• _GOAL_: Check each line below for the word "this" and give the number of lines that have it, nothing more.

[Figure dataset records]
+-------+
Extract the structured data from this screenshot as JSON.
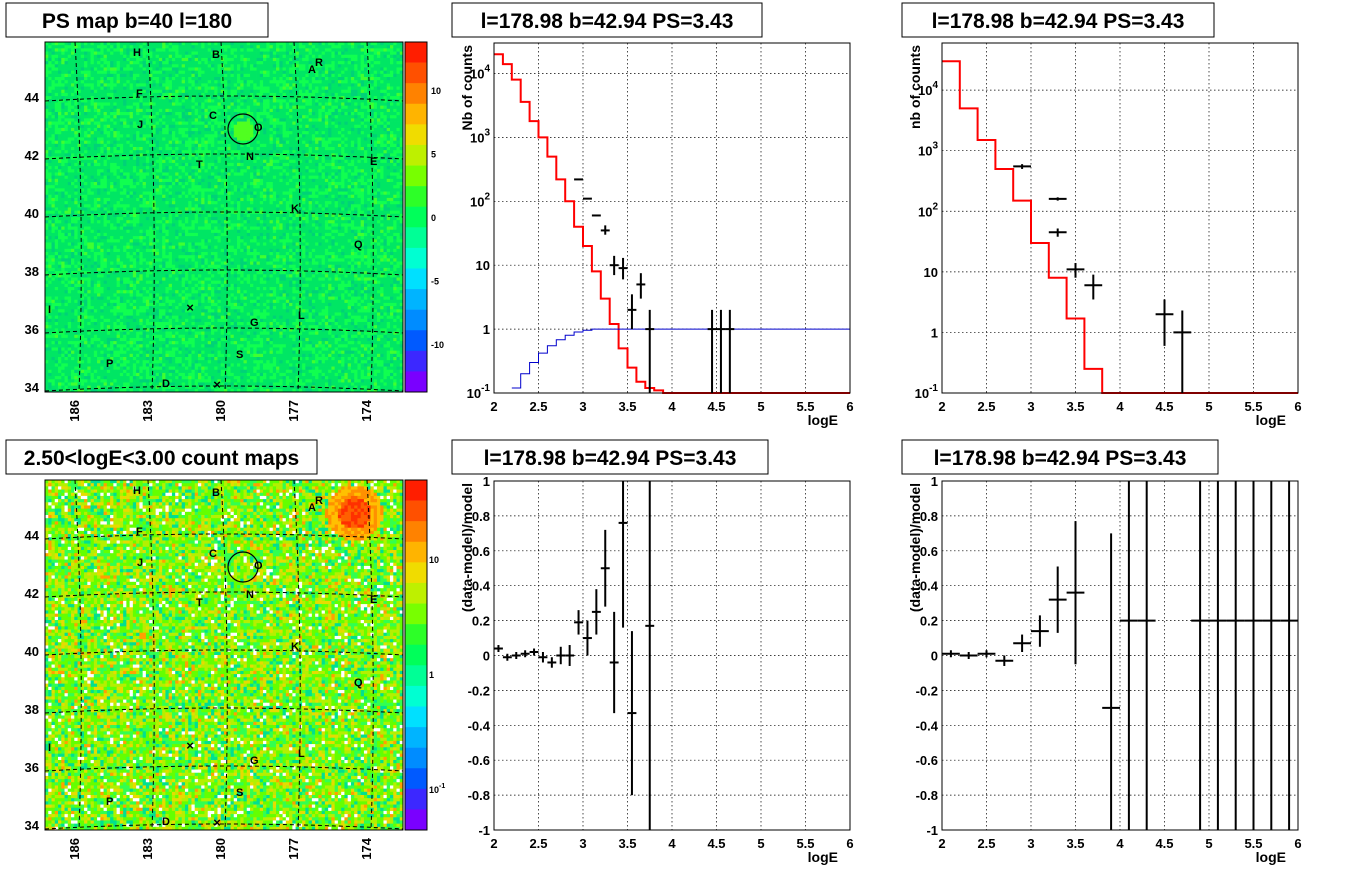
{
  "chart_data": [
    {
      "type": "heatmap",
      "title": "PS map b=40 l=180",
      "x_ticks": [
        "186",
        "183",
        "180",
        "177",
        "174"
      ],
      "y_ticks": [
        "34",
        "36",
        "38",
        "40",
        "42",
        "44"
      ],
      "color_scale_ticks": [
        "10",
        "5",
        "0",
        "-5",
        "-10"
      ],
      "sources": [
        "H",
        "B",
        "R",
        "A",
        "F",
        "J",
        "C",
        "O",
        "N",
        "T",
        "E",
        "K",
        "Q",
        "I",
        "L",
        "G",
        "S",
        "P",
        "D"
      ],
      "circle_label": "O"
    },
    {
      "type": "line",
      "title": "l=178.98 b=42.94 PS=3.43",
      "xlabel": "logE",
      "ylabel": "Nb of counts",
      "xlim": [
        2,
        6
      ],
      "ylim": [
        0.1,
        30000
      ],
      "yscale": "log",
      "x_ticks": [
        "2",
        "2.5",
        "3",
        "3.5",
        "4",
        "4.5",
        "5",
        "5.5",
        "6"
      ],
      "y_ticks": [
        {
          "v": 0.1,
          "t": "10",
          "s": "-1"
        },
        {
          "v": 1,
          "t": "1",
          "s": ""
        },
        {
          "v": 10,
          "t": "10",
          "s": ""
        },
        {
          "v": 100,
          "t": "10",
          "s": "2"
        },
        {
          "v": 1000,
          "t": "10",
          "s": "3"
        },
        {
          "v": 10000,
          "t": "10",
          "s": "4"
        }
      ],
      "series": [
        {
          "color": "#ff0000",
          "kind": "hist",
          "bin_width": 0.1,
          "edges_start": 2.0,
          "values": [
            20000,
            14000,
            8000,
            3600,
            1800,
            1000,
            500,
            220,
            100,
            40,
            20,
            8,
            3,
            1.2,
            0.5,
            0.25,
            0.15,
            0.12,
            0.11,
            0.1,
            0.1,
            0.1,
            0.1,
            0.1,
            0.1,
            0.1,
            0.1,
            0.1,
            0.1,
            0.1,
            0.1,
            0.1,
            0.1,
            0.1,
            0.1,
            0.1,
            0.1,
            0.1,
            0.1,
            0.1
          ]
        },
        {
          "color": "#0000cc",
          "kind": "hist",
          "bin_width": 0.1,
          "edges_start": 2.2,
          "values": [
            0.12,
            0.2,
            0.3,
            0.42,
            0.55,
            0.68,
            0.8,
            0.9,
            0.96,
            1.0,
            1.0,
            1.0,
            1.0,
            1.0,
            1.0,
            1.0,
            1.0,
            1.0,
            1.0,
            1.0,
            1.0,
            1.0,
            1.0,
            1.0,
            1.0,
            1.0,
            1.0,
            1.0,
            1.0,
            1.0,
            1.0,
            1.0,
            1.0,
            1.0,
            1.0,
            1.0,
            1.0,
            1.0
          ]
        },
        {
          "color": "#000000",
          "kind": "points",
          "xerr": 0.05,
          "points": [
            [
              2.95,
              220,
              220,
              220
            ],
            [
              3.05,
              110,
              110,
              110
            ],
            [
              3.15,
              60,
              60,
              60
            ],
            [
              3.25,
              35,
              30,
              42
            ],
            [
              3.35,
              10,
              7,
              14
            ],
            [
              3.45,
              9,
              6,
              13
            ],
            [
              3.55,
              2,
              1,
              3.5
            ],
            [
              3.65,
              5,
              3,
              7.5
            ],
            [
              3.75,
              1,
              0.1,
              2
            ],
            [
              4.45,
              1,
              0.1,
              2
            ],
            [
              4.55,
              1,
              0.1,
              2
            ],
            [
              4.65,
              1,
              0.1,
              2
            ]
          ]
        }
      ]
    },
    {
      "type": "line",
      "title": "l=178.98 b=42.94 PS=3.43",
      "xlabel": "logE",
      "ylabel": "nb of counts",
      "xlim": [
        2,
        6
      ],
      "ylim": [
        0.1,
        60000
      ],
      "yscale": "log",
      "x_ticks": [
        "2",
        "2.5",
        "3",
        "3.5",
        "4",
        "4.5",
        "5",
        "5.5",
        "6"
      ],
      "y_ticks": [
        {
          "v": 0.1,
          "t": "10",
          "s": "-1"
        },
        {
          "v": 1,
          "t": "1",
          "s": ""
        },
        {
          "v": 10,
          "t": "10",
          "s": ""
        },
        {
          "v": 100,
          "t": "10",
          "s": "2"
        },
        {
          "v": 1000,
          "t": "10",
          "s": "3"
        },
        {
          "v": 10000,
          "t": "10",
          "s": "4"
        }
      ],
      "series": [
        {
          "color": "#ff0000",
          "kind": "hist",
          "bin_width": 0.2,
          "edges_start": 2.0,
          "values": [
            30000,
            5000,
            1500,
            500,
            150,
            30,
            8,
            1.7,
            0.25,
            0.1,
            0.1,
            0.1,
            0.1,
            0.1,
            0.1,
            0.1,
            0.1,
            0.1,
            0.1,
            0.1
          ]
        },
        {
          "color": "#000000",
          "kind": "points",
          "xerr": 0.1,
          "points": [
            [
              2.9,
              550,
              500,
              600
            ],
            [
              3.3,
              160,
              150,
              170
            ],
            [
              3.3,
              45,
              38,
              52
            ],
            [
              3.5,
              11,
              8,
              14
            ],
            [
              3.7,
              6,
              3.5,
              9
            ],
            [
              4.5,
              2,
              0.6,
              3.5
            ],
            [
              4.7,
              1,
              0.1,
              2.3
            ]
          ]
        }
      ]
    },
    {
      "type": "heatmap",
      "title": "2.50<logE<3.00 count maps",
      "x_ticks": [
        "186",
        "183",
        "180",
        "177",
        "174"
      ],
      "y_ticks": [
        "34",
        "36",
        "38",
        "40",
        "42",
        "44"
      ],
      "color_scale_ticks": [
        {
          "t": "10",
          "s": ""
        },
        {
          "t": "1",
          "s": ""
        },
        {
          "t": "10",
          "s": "-1"
        }
      ],
      "sources": [
        "H",
        "B",
        "R",
        "A",
        "F",
        "J",
        "C",
        "O",
        "N",
        "T",
        "E",
        "K",
        "Q",
        "I",
        "L",
        "G",
        "S",
        "P",
        "D"
      ],
      "circle_label": "O"
    },
    {
      "type": "scatter",
      "title": "l=178.98 b=42.94 PS=3.43",
      "xlabel": "logE",
      "ylabel": "(data-model)/model",
      "xlim": [
        2,
        6
      ],
      "ylim": [
        -1,
        1
      ],
      "x_ticks": [
        "2",
        "2.5",
        "3",
        "3.5",
        "4",
        "4.5",
        "5",
        "5.5",
        "6"
      ],
      "y_ticks": [
        "-1",
        "-0.8",
        "-0.6",
        "-0.4",
        "-0.2",
        "0",
        "0.2",
        "0.4",
        "0.6",
        "0.8",
        "1"
      ],
      "xerr": 0.05,
      "points": [
        [
          2.05,
          0.04,
          0.02
        ],
        [
          2.15,
          -0.01,
          0.02
        ],
        [
          2.25,
          0.0,
          0.02
        ],
        [
          2.35,
          0.01,
          0.02
        ],
        [
          2.45,
          0.02,
          0.02
        ],
        [
          2.55,
          -0.01,
          0.03
        ],
        [
          2.65,
          -0.04,
          0.03
        ],
        [
          2.75,
          0.0,
          0.05
        ],
        [
          2.85,
          0.0,
          0.06
        ],
        [
          2.95,
          0.19,
          0.07
        ],
        [
          3.05,
          0.1,
          0.1
        ],
        [
          3.15,
          0.25,
          0.13
        ],
        [
          3.25,
          0.5,
          0.22
        ],
        [
          3.35,
          -0.04,
          0.29
        ],
        [
          3.45,
          0.76,
          0.6
        ],
        [
          3.55,
          -0.33,
          0.47
        ],
        [
          3.75,
          0.17,
          1.2
        ]
      ]
    },
    {
      "type": "scatter",
      "title": "l=178.98 b=42.94 PS=3.43",
      "xlabel": "logE",
      "ylabel": "(data-model)/model",
      "xlim": [
        2,
        6
      ],
      "ylim": [
        -1,
        1
      ],
      "x_ticks": [
        "2",
        "2.5",
        "3",
        "3.5",
        "4",
        "4.5",
        "5",
        "5.5",
        "6"
      ],
      "y_ticks": [
        "-1",
        "-0.8",
        "-0.6",
        "-0.4",
        "-0.2",
        "0",
        "0.2",
        "0.4",
        "0.6",
        "0.8",
        "1"
      ],
      "xerr": 0.1,
      "points": [
        [
          2.1,
          0.01,
          0.02
        ],
        [
          2.3,
          0.0,
          0.02
        ],
        [
          2.5,
          0.01,
          0.02
        ],
        [
          2.7,
          -0.03,
          0.03
        ],
        [
          2.9,
          0.07,
          0.05
        ],
        [
          3.1,
          0.14,
          0.09
        ],
        [
          3.3,
          0.32,
          0.19
        ],
        [
          3.5,
          0.36,
          0.41
        ],
        [
          3.9,
          -0.3,
          1.0
        ],
        [
          4.1,
          0.2,
          1.2
        ],
        [
          4.3,
          0.2,
          1.2
        ],
        [
          4.9,
          0.2,
          1.2
        ],
        [
          5.1,
          0.2,
          1.2
        ],
        [
          5.3,
          0.2,
          1.2
        ],
        [
          5.5,
          0.2,
          1.2
        ],
        [
          5.7,
          0.2,
          1.2
        ],
        [
          5.9,
          0.2,
          1.2
        ]
      ]
    }
  ]
}
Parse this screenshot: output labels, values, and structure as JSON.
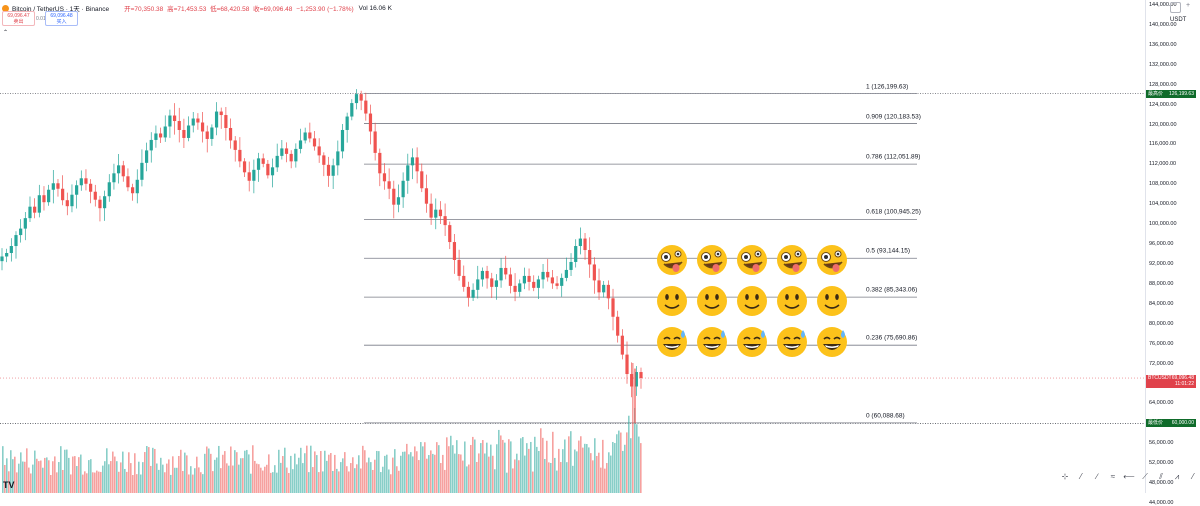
{
  "header": {
    "symbol_title": "Bitcoin / TetherUS · 1天 · Binance",
    "ohlc": {
      "open": "开=70,350.38",
      "high": "高=71,453.53",
      "low": "低=68,420.58",
      "close": "收=69,096.48",
      "change": "−1,253.90 (−1.78%)"
    },
    "volume": "Vol 16.06 K",
    "sell_price": "69,096.47",
    "sell_label": "卖出",
    "buy_price": "69,096.48",
    "buy_label": "买入",
    "spread": "0.01",
    "collapse_glyph": "⌃"
  },
  "top_right": {
    "plus": "+",
    "currency": "USDT"
  },
  "price_axis": {
    "ticks": [
      "144,000.00",
      "140,000.00",
      "136,000.00",
      "132,000.00",
      "128,000.00",
      "124,000.00",
      "120,000.00",
      "116,000.00",
      "112,000.00",
      "108,000.00",
      "104,000.00",
      "100,000.00",
      "96,000.00",
      "92,000.00",
      "88,000.00",
      "84,000.00",
      "80,000.00",
      "76,000.00",
      "72,000.00",
      "64,000.00",
      "60,000.00",
      "56,000.00",
      "52,000.00",
      "48,000.00",
      "44,000.00"
    ],
    "high_tag": {
      "label": "最高价",
      "value": "126,199.63"
    },
    "low_tag": {
      "label": "最低价",
      "value": "60,000.00"
    },
    "current_tag": {
      "symbol": "BTCUSDT",
      "value": "69,096.48",
      "countdown": "11:01:22"
    }
  },
  "fibonacci": [
    {
      "ratio": "1 (126,199.63)",
      "price": 126199.63
    },
    {
      "ratio": "0.909 (120,183.53)",
      "price": 120183.53
    },
    {
      "ratio": "0.786 (112,051.89)",
      "price": 112051.89
    },
    {
      "ratio": "0.618 (100,945.25)",
      "price": 100945.25
    },
    {
      "ratio": "0.5 (93,144.15)",
      "price": 93144.15
    },
    {
      "ratio": "0.382 (85,343.06)",
      "price": 85343.06
    },
    {
      "ratio": "0.236 (75,690.86)",
      "price": 75690.86
    },
    {
      "ratio": "0 (60,088.68)",
      "price": 60088.68
    }
  ],
  "emoji_rows": [
    "zany-face",
    "smiling-face",
    "grinning-face-with-sweat"
  ],
  "colors": {
    "up": "#26a69a",
    "down": "#ef5350",
    "accent_green": "#0f6b2a",
    "fib_line": "#787b86"
  },
  "toolbar": {
    "tools": [
      "⊹",
      "⁄",
      "∕",
      "≈",
      "⟵",
      "⟋",
      "⫽",
      "⩘",
      "⁄",
      "↗",
      "⋏",
      "⫫"
    ]
  },
  "branding": {
    "logo": "TV"
  },
  "chart_data": {
    "type": "candlestick",
    "symbol": "BTCUSDT",
    "interval": "1D",
    "ylim": [
      42000,
      146000
    ],
    "key_points": [
      {
        "label": "all-time high",
        "price": 126199.63
      },
      {
        "label": "period low",
        "price": 60000.0
      },
      {
        "label": "last",
        "price": 69096.48
      }
    ],
    "closes": [
      93500,
      94200,
      95600,
      97800,
      99100,
      101200,
      103500,
      102300,
      105800,
      104400,
      106900,
      108200,
      107100,
      104800,
      103600,
      105900,
      107800,
      109200,
      108100,
      106500,
      104900,
      103200,
      105600,
      108400,
      110200,
      111800,
      109600,
      107400,
      106200,
      108900,
      112300,
      114800,
      116900,
      118200,
      117400,
      119600,
      121800,
      120700,
      118900,
      117300,
      119800,
      121200,
      120400,
      118600,
      117100,
      119400,
      122600,
      121900,
      119300,
      116800,
      114900,
      112600,
      110400,
      108700,
      110900,
      113200,
      112100,
      109800,
      111400,
      113700,
      115200,
      114100,
      112600,
      115100,
      116800,
      118400,
      117200,
      115600,
      113800,
      111900,
      109700,
      111800,
      114600,
      118900,
      121600,
      124300,
      126100,
      124800,
      122200,
      118600,
      114300,
      110200,
      108600,
      107100,
      103900,
      105400,
      108700,
      111800,
      113400,
      110600,
      107200,
      104100,
      101300,
      102900,
      101600,
      99800,
      96400,
      92800,
      89600,
      87400,
      85200,
      86800,
      88900,
      90600,
      89100,
      87400,
      88700,
      91200,
      89900,
      87600,
      86400,
      88100,
      89600,
      88400,
      87200,
      88900,
      90400,
      89300,
      88100,
      87600,
      89200,
      90800,
      92400,
      95600,
      97100,
      94800,
      91900,
      88700,
      86300,
      87800,
      85100,
      81400,
      77600,
      73800,
      69900,
      67400,
      70300,
      69096.48
    ],
    "volume_relative": "tall spike near the latest candles"
  }
}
+-------+
• _WRITTEN REPLY_: 2